* Excerpt from a dataset *

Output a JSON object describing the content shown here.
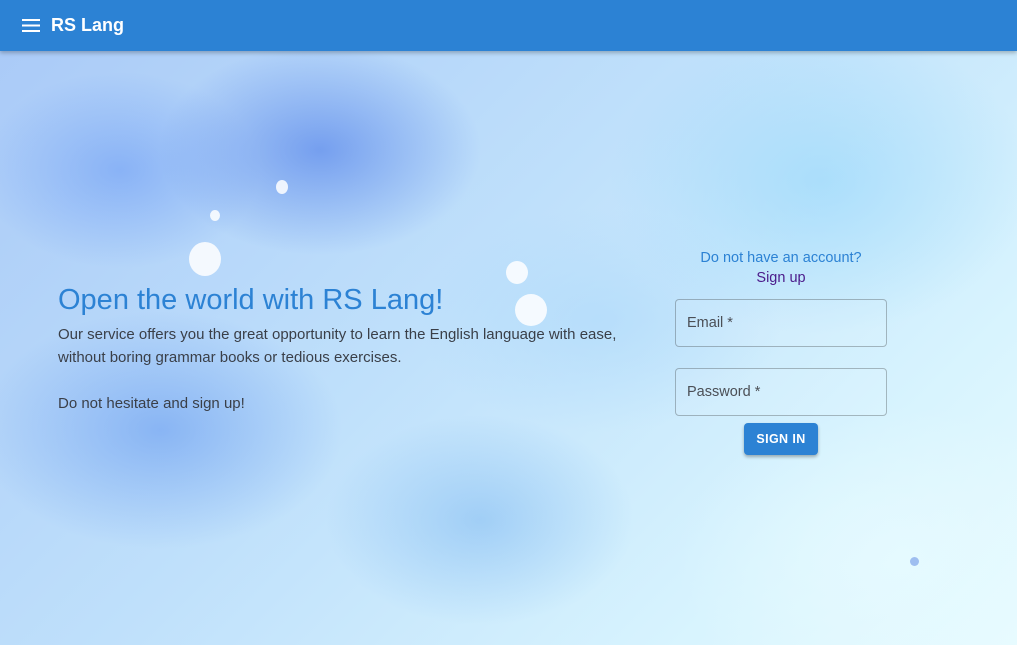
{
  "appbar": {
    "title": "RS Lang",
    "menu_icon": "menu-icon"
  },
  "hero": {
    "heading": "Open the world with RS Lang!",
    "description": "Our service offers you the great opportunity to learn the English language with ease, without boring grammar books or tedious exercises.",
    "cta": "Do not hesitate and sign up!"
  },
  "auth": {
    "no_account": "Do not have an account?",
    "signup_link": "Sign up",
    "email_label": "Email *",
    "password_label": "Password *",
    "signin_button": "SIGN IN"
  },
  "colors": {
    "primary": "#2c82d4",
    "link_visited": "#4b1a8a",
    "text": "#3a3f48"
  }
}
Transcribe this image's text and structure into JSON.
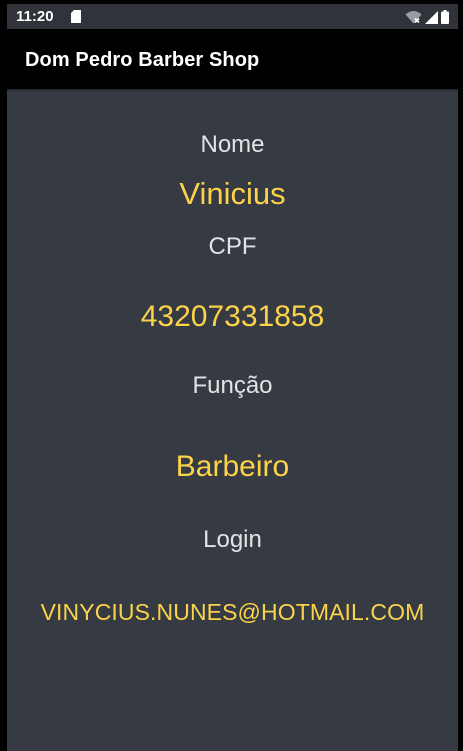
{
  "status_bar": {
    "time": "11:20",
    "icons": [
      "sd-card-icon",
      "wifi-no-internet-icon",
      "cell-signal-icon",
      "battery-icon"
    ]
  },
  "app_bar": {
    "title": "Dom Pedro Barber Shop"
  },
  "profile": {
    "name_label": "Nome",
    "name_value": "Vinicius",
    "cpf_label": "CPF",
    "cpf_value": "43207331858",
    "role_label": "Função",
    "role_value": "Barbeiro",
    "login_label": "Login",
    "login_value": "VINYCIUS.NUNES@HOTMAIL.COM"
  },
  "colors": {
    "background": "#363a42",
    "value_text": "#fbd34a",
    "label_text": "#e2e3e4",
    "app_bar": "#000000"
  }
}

* TO BE DONE *
Write every record out again exactly; no pictures belong in the copy.

* SOLUTION FOR THIS TASK *
Output a JSON object describing the content shown here.
{
  "appbar": {
    "title": "RS Lang",
    "menu_icon": "menu-icon"
  },
  "hero": {
    "heading": "Open the world with RS Lang!",
    "description": "Our service offers you the great opportunity to learn the English language with ease, without boring grammar books or tedious exercises.",
    "cta": "Do not hesitate and sign up!"
  },
  "auth": {
    "no_account": "Do not have an account?",
    "signup_link": "Sign up",
    "email_label": "Email *",
    "password_label": "Password *",
    "signin_button": "SIGN IN"
  },
  "colors": {
    "primary": "#2c82d4",
    "link_visited": "#4b1a8a",
    "text": "#3a3f48"
  }
}
Transcribe this image's text and structure into JSON.
{
  "status_bar": {
    "time": "11:20",
    "icons": [
      "sd-card-icon",
      "wifi-no-internet-icon",
      "cell-signal-icon",
      "battery-icon"
    ]
  },
  "app_bar": {
    "title": "Dom Pedro Barber Shop"
  },
  "profile": {
    "name_label": "Nome",
    "name_value": "Vinicius",
    "cpf_label": "CPF",
    "cpf_value": "43207331858",
    "role_label": "Função",
    "role_value": "Barbeiro",
    "login_label": "Login",
    "login_value": "VINYCIUS.NUNES@HOTMAIL.COM"
  },
  "colors": {
    "background": "#363a42",
    "value_text": "#fbd34a",
    "label_text": "#e2e3e4",
    "app_bar": "#000000"
  }
}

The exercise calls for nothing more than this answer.